**GIVEN TASK**
Copy the data exactly as it appears, and do not include any pictures.

**DATA FOR THIS EXERCISE**

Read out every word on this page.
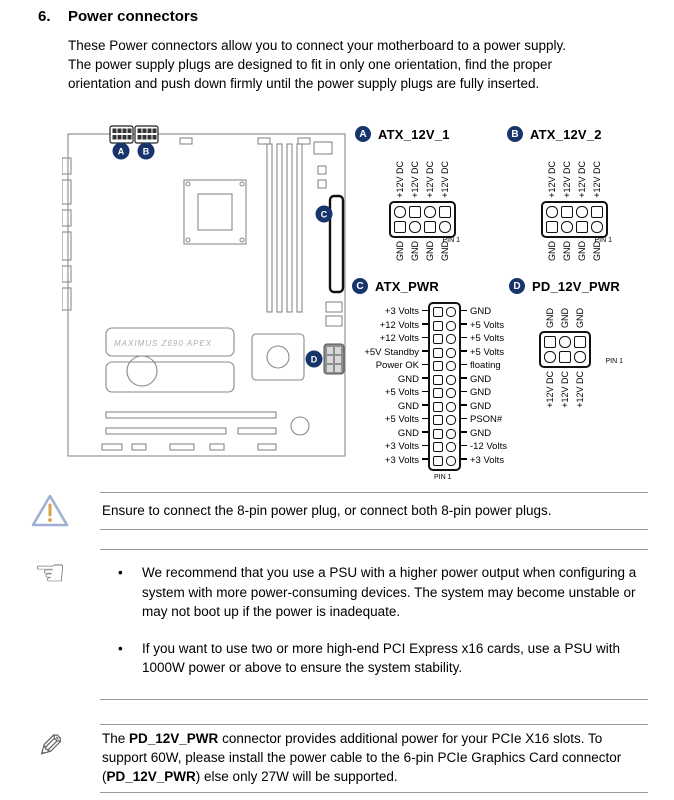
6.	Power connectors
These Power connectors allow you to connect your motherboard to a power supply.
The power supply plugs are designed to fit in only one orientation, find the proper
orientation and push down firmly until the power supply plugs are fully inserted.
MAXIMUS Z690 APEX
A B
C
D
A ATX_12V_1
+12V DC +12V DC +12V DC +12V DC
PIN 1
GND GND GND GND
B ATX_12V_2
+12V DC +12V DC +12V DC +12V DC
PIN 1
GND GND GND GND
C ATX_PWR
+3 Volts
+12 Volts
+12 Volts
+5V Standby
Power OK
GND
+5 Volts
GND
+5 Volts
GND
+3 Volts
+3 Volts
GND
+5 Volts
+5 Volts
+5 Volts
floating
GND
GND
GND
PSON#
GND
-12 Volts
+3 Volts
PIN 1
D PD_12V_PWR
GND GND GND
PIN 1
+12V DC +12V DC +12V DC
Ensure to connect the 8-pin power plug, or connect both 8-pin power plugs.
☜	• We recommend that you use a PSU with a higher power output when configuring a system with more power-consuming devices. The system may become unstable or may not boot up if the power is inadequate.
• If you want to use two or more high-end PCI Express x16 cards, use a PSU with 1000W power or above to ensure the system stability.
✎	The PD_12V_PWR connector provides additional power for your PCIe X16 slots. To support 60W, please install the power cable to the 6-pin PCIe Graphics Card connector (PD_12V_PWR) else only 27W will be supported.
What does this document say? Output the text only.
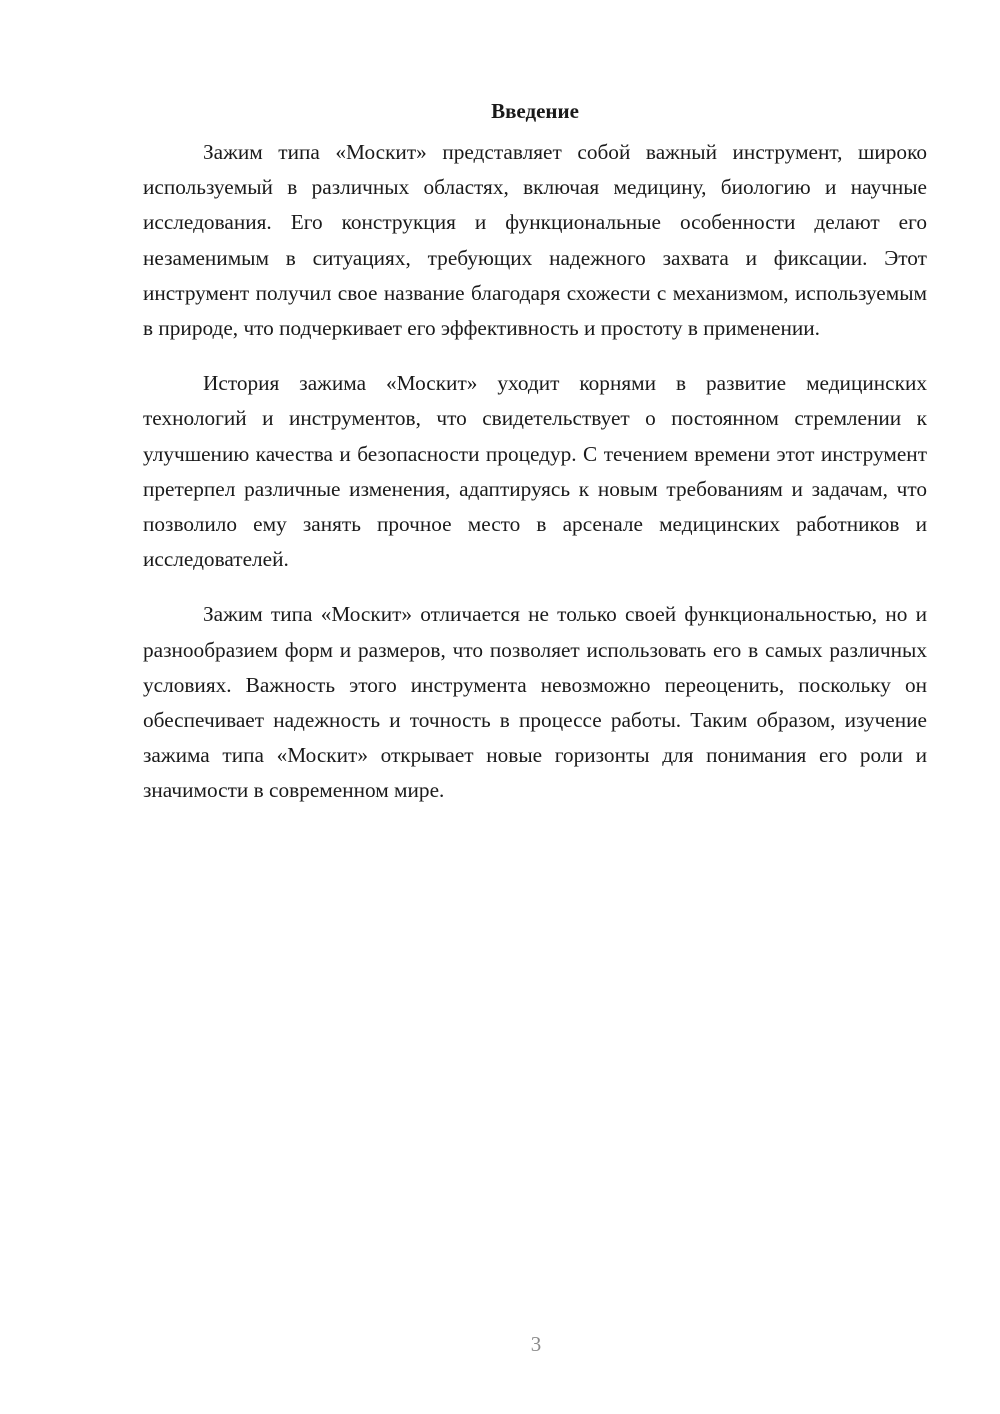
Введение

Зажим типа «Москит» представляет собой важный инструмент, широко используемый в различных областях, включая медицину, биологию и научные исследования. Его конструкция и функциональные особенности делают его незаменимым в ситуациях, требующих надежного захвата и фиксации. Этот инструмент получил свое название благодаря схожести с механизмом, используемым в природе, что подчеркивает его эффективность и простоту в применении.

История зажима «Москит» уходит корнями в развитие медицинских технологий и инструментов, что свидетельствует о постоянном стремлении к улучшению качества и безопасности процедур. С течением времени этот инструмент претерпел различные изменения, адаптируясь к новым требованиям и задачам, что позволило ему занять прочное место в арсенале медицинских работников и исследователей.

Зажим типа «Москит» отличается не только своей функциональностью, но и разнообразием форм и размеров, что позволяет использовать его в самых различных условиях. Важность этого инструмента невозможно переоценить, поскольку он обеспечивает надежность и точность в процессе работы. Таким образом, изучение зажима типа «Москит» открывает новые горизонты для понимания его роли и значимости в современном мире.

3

**ANSWER TO THE PROBLEM**
Read out every word on this page.
6.	Power connectors
These Power connectors allow you to connect your motherboard to a power supply.
The power supply plugs are designed to fit in only one orientation, find the proper
orientation and push down firmly until the power supply plugs are fully inserted.
MAXIMUS Z690 APEX
A B
C
D
A ATX_12V_1
+12V DC +12V DC +12V DC +12V DC
PIN 1
GND GND GND GND
B ATX_12V_2
+12V DC +12V DC +12V DC +12V DC
PIN 1
GND GND GND GND
C ATX_PWR
+3 Volts
+12 Volts
+12 Volts
+5V Standby
Power OK
GND
+5 Volts
GND
+5 Volts
GND
+3 Volts
+3 Volts
GND
+5 Volts
+5 Volts
+5 Volts
floating
GND
GND
GND
PSON#
GND
-12 Volts
+3 Volts
PIN 1
D PD_12V_PWR
GND GND GND
PIN 1
+12V DC +12V DC +12V DC
Ensure to connect the 8-pin power plug, or connect both 8-pin power plugs.
☜	• We recommend that you use a PSU with a higher power output when configuring a system with more power-consuming devices. The system may become unstable or may not boot up if the power is inadequate.
• If you want to use two or more high-end PCI Express x16 cards, use a PSU with 1000W power or above to ensure the system stability.
✎	The PD_12V_PWR connector provides additional power for your PCIe X16 slots. To support 60W, please install the power cable to the 6-pin PCIe Graphics Card connector (PD_12V_PWR) else only 27W will be supported.
What does this document say? Output the text only.
Введение

Зажим типа «Москит» представляет собой важный инструмент, широко используемый в различных областях, включая медицину, биологию и научные исследования. Его конструкция и функциональные особенности делают его незаменимым в ситуациях, требующих надежного захвата и фиксации. Этот инструмент получил свое название благодаря схожести с механизмом, используемым в природе, что подчеркивает его эффективность и простоту в применении.

История зажима «Москит» уходит корнями в развитие медицинских технологий и инструментов, что свидетельствует о постоянном стремлении к улучшению качества и безопасности процедур. С течением времени этот инструмент претерпел различные изменения, адаптируясь к новым требованиям и задачам, что позволило ему занять прочное место в арсенале медицинских работников и исследователей.

Зажим типа «Москит» отличается не только своей функциональностью, но и разнообразием форм и размеров, что позволяет использовать его в самых различных условиях. Важность этого инструмента невозможно переоценить, поскольку он обеспечивает надежность и точность в процессе работы. Таким образом, изучение зажима типа «Москит» открывает новые горизонты для понимания его роли и значимости в современном мире.

3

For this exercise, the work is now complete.